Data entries
**********

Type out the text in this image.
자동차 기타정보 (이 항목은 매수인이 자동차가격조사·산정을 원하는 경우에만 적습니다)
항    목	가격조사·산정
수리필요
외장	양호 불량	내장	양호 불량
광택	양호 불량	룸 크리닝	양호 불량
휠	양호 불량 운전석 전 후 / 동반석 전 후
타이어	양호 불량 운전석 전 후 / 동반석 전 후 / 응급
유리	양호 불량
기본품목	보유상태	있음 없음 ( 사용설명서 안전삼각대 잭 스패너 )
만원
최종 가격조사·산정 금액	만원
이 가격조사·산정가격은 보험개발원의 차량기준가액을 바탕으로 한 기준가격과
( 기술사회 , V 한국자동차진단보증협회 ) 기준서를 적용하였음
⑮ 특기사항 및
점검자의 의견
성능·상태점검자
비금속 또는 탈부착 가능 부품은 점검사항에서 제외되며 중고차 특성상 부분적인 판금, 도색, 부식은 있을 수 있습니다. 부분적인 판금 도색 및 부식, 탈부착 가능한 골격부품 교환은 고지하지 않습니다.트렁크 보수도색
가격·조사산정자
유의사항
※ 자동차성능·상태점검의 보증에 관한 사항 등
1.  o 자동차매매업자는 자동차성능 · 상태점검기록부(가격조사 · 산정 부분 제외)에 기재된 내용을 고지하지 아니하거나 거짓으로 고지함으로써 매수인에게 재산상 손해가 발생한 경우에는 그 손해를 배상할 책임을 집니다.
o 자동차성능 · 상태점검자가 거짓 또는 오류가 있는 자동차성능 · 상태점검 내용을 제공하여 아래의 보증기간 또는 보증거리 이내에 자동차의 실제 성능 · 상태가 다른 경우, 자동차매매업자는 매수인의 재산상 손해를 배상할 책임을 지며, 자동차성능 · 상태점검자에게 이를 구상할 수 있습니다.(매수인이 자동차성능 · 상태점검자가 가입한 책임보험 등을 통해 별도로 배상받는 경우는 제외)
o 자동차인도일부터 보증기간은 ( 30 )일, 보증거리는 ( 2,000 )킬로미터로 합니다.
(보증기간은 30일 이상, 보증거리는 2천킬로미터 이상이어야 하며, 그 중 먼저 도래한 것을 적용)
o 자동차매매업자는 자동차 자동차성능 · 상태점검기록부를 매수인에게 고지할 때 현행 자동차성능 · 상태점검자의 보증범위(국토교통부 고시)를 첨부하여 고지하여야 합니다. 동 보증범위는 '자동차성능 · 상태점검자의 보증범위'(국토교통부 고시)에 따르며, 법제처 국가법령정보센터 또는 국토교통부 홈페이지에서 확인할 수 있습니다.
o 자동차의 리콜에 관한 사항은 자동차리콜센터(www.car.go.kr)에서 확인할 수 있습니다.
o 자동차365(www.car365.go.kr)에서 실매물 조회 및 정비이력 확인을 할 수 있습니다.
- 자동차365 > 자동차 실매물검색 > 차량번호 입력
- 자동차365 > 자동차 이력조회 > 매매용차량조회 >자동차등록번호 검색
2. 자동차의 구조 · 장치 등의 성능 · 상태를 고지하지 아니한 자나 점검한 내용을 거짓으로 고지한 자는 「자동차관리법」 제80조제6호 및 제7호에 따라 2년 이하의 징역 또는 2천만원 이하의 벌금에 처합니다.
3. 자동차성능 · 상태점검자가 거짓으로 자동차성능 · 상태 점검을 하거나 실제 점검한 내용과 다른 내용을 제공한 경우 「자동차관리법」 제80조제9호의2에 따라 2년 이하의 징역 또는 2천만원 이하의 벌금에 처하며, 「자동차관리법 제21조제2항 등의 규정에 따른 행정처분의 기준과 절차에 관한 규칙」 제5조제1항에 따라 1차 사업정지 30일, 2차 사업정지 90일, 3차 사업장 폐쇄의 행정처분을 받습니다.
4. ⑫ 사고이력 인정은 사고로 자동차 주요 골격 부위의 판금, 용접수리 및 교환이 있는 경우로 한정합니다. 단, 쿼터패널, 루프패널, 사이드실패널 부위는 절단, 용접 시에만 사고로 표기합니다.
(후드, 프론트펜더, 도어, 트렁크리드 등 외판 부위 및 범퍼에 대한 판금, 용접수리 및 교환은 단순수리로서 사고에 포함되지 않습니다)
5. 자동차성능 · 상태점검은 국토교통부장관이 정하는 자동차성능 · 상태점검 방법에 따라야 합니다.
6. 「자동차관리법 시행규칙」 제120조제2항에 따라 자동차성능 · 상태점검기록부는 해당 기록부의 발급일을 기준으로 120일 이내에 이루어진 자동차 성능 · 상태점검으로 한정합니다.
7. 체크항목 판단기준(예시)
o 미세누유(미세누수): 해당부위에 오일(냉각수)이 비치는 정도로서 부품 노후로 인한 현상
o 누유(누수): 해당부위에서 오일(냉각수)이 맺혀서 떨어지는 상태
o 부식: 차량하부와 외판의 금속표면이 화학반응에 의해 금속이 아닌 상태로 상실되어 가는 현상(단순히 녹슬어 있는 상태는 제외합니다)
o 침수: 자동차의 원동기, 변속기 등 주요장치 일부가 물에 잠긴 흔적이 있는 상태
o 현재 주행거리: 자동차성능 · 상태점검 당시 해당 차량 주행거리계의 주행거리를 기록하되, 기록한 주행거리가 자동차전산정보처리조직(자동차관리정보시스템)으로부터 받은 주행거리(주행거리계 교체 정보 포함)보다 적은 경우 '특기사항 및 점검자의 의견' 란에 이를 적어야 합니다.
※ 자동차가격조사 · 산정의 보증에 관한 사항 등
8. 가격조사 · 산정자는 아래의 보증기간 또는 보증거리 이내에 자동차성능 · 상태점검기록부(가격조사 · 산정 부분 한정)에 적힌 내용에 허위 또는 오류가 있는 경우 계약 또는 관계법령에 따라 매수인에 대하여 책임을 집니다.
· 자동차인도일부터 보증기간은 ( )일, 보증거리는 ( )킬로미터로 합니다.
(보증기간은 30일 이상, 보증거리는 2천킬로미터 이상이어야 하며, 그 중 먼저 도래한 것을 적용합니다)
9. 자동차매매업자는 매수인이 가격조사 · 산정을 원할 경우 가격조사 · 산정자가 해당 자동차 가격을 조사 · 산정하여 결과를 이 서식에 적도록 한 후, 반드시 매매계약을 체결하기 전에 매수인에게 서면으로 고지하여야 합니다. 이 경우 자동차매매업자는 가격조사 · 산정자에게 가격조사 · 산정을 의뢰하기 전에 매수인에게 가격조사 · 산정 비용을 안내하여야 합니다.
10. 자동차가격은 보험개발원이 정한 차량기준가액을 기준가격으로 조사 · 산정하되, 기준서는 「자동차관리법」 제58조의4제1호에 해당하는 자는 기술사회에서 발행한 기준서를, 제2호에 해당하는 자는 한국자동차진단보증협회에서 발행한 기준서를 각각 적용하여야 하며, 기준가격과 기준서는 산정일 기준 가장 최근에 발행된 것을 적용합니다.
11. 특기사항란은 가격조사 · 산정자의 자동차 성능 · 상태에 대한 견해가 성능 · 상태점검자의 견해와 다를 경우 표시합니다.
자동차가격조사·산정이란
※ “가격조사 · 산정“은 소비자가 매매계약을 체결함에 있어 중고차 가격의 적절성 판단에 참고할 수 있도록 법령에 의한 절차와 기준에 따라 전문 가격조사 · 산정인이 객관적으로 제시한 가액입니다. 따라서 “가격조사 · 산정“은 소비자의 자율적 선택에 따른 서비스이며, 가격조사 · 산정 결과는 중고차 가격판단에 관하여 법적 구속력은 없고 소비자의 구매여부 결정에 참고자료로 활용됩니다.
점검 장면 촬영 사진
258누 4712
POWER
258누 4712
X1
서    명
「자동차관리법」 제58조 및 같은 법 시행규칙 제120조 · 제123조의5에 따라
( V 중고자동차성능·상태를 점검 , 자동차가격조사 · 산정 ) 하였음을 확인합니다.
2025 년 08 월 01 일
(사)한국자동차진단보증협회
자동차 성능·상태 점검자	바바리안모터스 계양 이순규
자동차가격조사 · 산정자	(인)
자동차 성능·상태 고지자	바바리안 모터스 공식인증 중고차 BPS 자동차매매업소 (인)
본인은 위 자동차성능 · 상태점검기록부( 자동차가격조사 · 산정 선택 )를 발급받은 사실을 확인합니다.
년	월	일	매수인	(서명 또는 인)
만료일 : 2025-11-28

**********

Find each line holding the word "한정합니다" and copy it.

4. ⑫ 사고이력 인정은 사고로 자동차 주요 골격 부위의 판금, 용접수리 및 교환이 있는 경우로 한정합니다. 단, 쿼터패널, 루프패널, 사이드실패널 부위는 절단, 용접 시에만 사고로 표기합니다.
6. 「자동차관리법 시행규칙」 제120조제2항에 따라 자동차성능 · 상태점검기록부는 해당 기록부의 발급일을 기준으로 120일 이내에 이루어진 자동차 성능 · 상태점검으로 한정합니다.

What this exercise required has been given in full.